-- STATED TASK --
Reproduce the lines from the line containing "Detect and localize" to the line containing "nav-link[interactable]: Chrome Recorder", substituting "star-icon" for "diamond-icon" and leaving everything else unchanged.

-- ROWS --
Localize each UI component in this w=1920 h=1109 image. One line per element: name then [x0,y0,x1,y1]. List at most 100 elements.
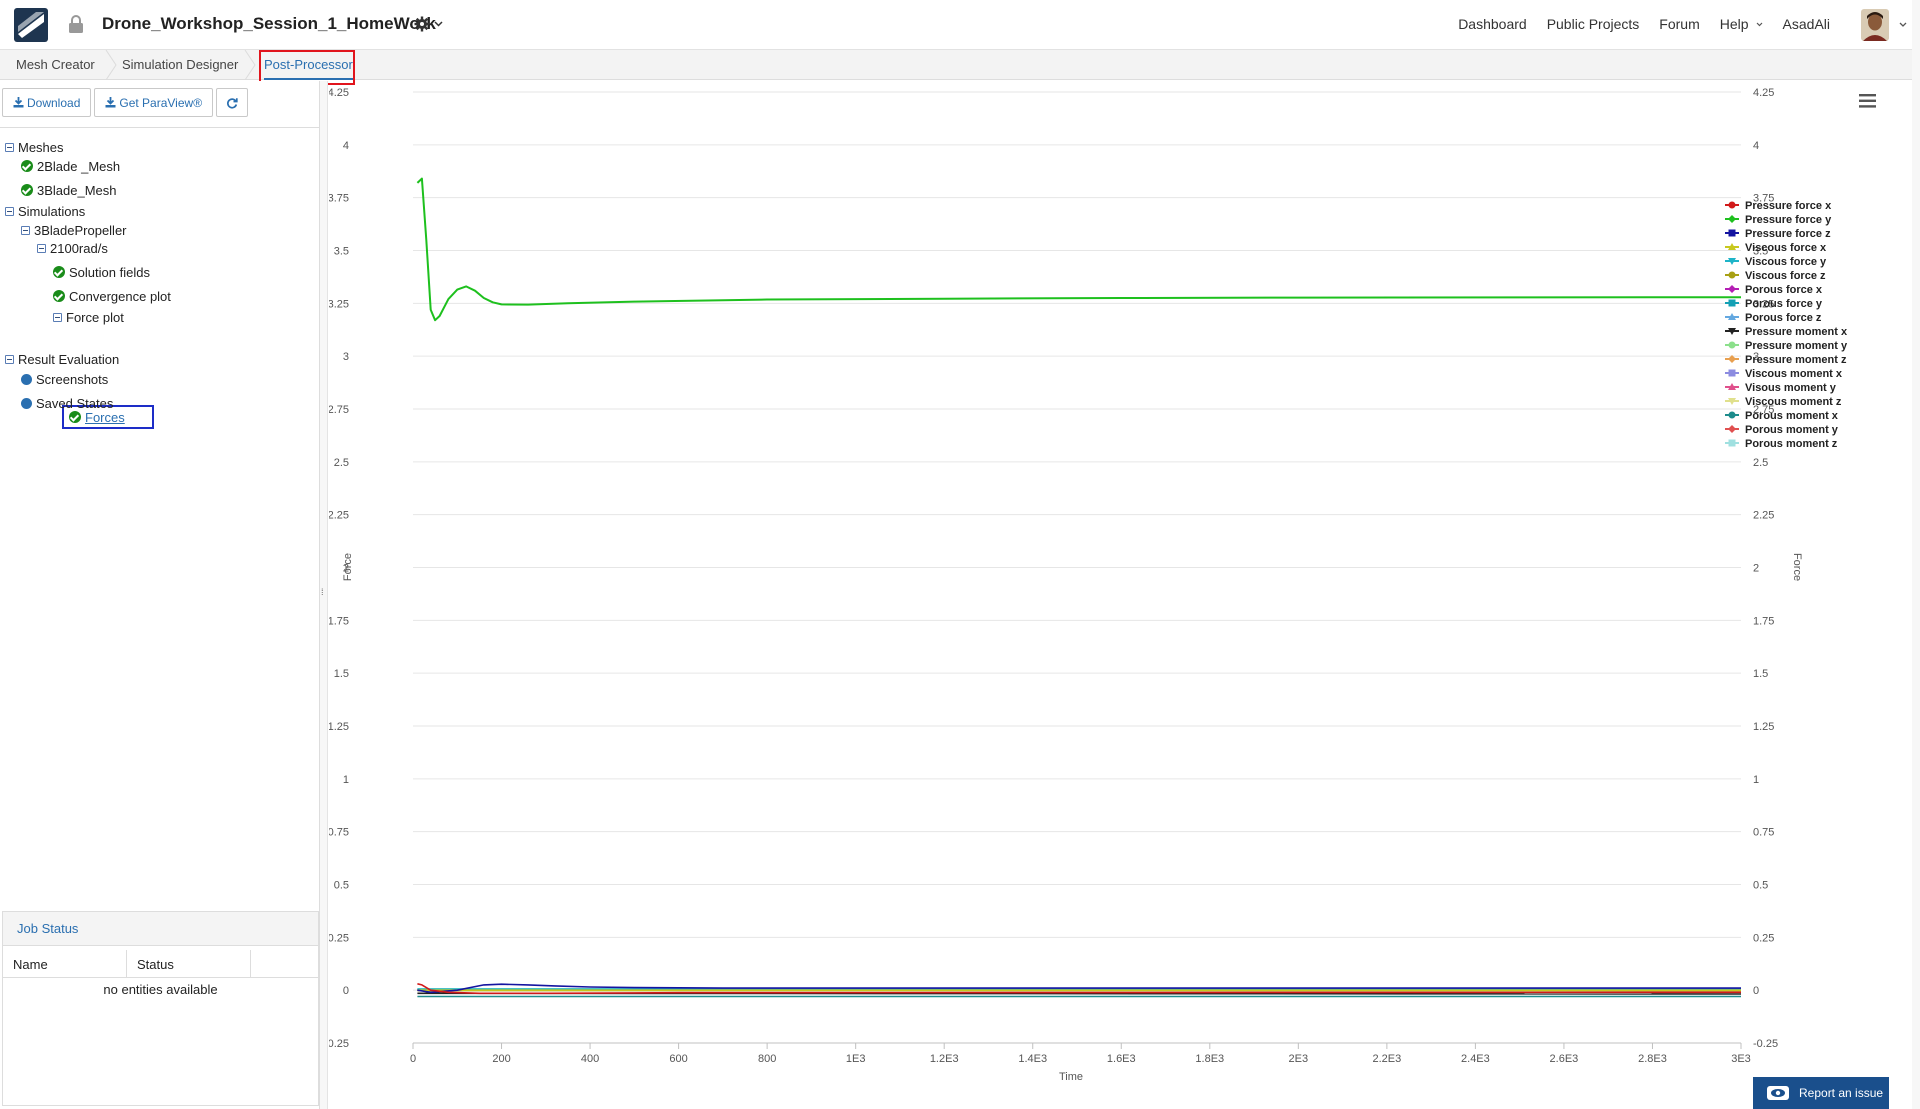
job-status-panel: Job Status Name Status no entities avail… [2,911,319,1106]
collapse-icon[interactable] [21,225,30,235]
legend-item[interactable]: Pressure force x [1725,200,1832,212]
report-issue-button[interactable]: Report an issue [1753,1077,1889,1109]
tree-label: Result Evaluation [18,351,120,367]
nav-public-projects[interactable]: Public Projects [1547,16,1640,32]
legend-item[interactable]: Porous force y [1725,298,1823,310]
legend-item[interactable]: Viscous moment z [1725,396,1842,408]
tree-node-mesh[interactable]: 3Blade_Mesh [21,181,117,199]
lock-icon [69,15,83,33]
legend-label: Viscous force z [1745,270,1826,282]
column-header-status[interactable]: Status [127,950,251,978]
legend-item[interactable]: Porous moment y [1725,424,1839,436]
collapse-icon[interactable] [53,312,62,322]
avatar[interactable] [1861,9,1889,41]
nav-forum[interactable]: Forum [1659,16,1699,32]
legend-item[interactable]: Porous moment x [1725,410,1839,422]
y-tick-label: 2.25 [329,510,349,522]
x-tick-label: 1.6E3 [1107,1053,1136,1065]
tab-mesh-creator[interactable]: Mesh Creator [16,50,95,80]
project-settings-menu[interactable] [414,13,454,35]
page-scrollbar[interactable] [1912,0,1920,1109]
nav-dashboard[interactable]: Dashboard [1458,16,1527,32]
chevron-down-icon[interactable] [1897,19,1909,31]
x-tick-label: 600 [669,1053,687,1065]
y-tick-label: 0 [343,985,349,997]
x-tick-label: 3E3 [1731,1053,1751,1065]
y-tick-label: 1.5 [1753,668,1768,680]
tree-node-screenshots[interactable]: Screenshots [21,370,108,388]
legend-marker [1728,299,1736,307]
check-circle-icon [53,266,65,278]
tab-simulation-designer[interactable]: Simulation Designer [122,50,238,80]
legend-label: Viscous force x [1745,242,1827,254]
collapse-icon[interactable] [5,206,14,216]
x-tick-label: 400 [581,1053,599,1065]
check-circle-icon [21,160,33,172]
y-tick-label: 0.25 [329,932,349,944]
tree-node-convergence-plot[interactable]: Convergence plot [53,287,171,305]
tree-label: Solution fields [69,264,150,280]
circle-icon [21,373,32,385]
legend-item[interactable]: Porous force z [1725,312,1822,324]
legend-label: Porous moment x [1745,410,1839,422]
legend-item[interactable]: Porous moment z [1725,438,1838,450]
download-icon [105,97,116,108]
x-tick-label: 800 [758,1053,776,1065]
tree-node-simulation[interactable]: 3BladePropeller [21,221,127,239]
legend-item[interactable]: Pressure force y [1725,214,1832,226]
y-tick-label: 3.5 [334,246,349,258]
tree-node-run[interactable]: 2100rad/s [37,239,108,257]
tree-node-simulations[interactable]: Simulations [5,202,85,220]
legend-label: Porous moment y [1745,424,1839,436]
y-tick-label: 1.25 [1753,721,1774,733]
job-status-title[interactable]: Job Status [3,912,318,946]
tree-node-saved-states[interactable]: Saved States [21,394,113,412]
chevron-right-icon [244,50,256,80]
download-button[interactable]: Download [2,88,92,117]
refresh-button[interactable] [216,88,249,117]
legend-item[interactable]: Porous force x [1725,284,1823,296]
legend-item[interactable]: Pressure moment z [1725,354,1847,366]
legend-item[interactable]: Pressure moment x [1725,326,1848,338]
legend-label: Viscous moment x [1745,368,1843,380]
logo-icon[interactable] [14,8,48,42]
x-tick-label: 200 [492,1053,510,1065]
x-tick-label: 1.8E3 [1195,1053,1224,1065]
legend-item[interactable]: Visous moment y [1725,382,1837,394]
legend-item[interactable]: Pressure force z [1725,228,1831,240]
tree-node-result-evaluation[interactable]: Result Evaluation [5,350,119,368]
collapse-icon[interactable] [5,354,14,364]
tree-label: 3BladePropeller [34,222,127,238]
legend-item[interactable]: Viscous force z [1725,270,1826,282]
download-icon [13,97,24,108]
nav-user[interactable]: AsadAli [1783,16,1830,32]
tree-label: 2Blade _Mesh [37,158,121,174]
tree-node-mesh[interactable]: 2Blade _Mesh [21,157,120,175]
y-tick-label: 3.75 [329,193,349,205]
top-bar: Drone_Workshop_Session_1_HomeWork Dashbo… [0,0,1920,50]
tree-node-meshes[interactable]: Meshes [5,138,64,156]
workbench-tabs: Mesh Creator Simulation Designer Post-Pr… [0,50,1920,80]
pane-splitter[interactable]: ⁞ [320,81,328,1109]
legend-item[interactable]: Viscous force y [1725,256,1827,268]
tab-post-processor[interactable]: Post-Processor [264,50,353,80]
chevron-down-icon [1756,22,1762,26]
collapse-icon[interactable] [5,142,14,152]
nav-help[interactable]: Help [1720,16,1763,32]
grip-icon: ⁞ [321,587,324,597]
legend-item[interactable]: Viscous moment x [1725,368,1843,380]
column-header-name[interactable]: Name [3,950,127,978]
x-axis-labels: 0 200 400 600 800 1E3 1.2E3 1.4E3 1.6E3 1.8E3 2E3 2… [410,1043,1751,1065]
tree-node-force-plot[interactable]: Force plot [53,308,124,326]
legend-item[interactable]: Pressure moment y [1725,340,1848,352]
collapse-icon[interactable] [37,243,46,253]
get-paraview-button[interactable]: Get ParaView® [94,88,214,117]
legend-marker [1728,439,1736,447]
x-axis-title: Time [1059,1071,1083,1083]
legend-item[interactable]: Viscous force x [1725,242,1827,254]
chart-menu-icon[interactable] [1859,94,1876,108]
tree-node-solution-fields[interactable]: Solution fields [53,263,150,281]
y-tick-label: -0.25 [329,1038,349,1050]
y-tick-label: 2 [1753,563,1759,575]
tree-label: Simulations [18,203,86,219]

* * *

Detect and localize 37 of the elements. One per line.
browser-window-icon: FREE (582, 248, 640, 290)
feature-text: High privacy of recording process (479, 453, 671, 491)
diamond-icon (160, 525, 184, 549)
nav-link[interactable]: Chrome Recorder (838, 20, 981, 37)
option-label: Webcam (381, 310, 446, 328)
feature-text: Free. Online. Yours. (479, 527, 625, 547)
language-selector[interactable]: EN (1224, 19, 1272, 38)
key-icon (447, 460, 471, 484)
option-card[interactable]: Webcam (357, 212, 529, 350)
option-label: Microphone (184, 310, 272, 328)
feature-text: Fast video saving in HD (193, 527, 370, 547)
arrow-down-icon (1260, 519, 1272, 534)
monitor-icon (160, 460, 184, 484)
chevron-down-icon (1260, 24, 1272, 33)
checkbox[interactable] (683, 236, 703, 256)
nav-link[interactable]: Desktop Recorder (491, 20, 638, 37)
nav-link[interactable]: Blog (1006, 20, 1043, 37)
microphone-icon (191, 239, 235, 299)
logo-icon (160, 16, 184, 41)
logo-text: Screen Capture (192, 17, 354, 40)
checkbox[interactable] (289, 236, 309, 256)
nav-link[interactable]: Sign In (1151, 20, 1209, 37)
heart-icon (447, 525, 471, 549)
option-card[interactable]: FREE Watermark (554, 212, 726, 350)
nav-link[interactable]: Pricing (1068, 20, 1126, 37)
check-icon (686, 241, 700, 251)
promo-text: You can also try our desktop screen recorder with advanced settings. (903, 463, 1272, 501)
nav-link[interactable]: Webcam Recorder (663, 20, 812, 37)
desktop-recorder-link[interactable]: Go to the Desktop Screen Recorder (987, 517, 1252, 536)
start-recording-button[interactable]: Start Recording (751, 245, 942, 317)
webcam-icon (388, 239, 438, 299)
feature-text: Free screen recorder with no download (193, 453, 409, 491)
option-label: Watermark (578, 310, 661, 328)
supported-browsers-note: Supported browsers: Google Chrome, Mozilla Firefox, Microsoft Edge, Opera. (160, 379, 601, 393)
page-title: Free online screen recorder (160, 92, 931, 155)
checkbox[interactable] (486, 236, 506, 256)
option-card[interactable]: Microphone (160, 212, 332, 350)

-- TASK SOLUTION --
Detect and localize 37 of the elements. One per line.
browser-window-icon: FREE (582, 248, 640, 290)
feature-text: High privacy of recording process (479, 453, 671, 491)
star-icon (160, 525, 184, 549)
nav-link[interactable]: Chrome Recorder (838, 20, 981, 37)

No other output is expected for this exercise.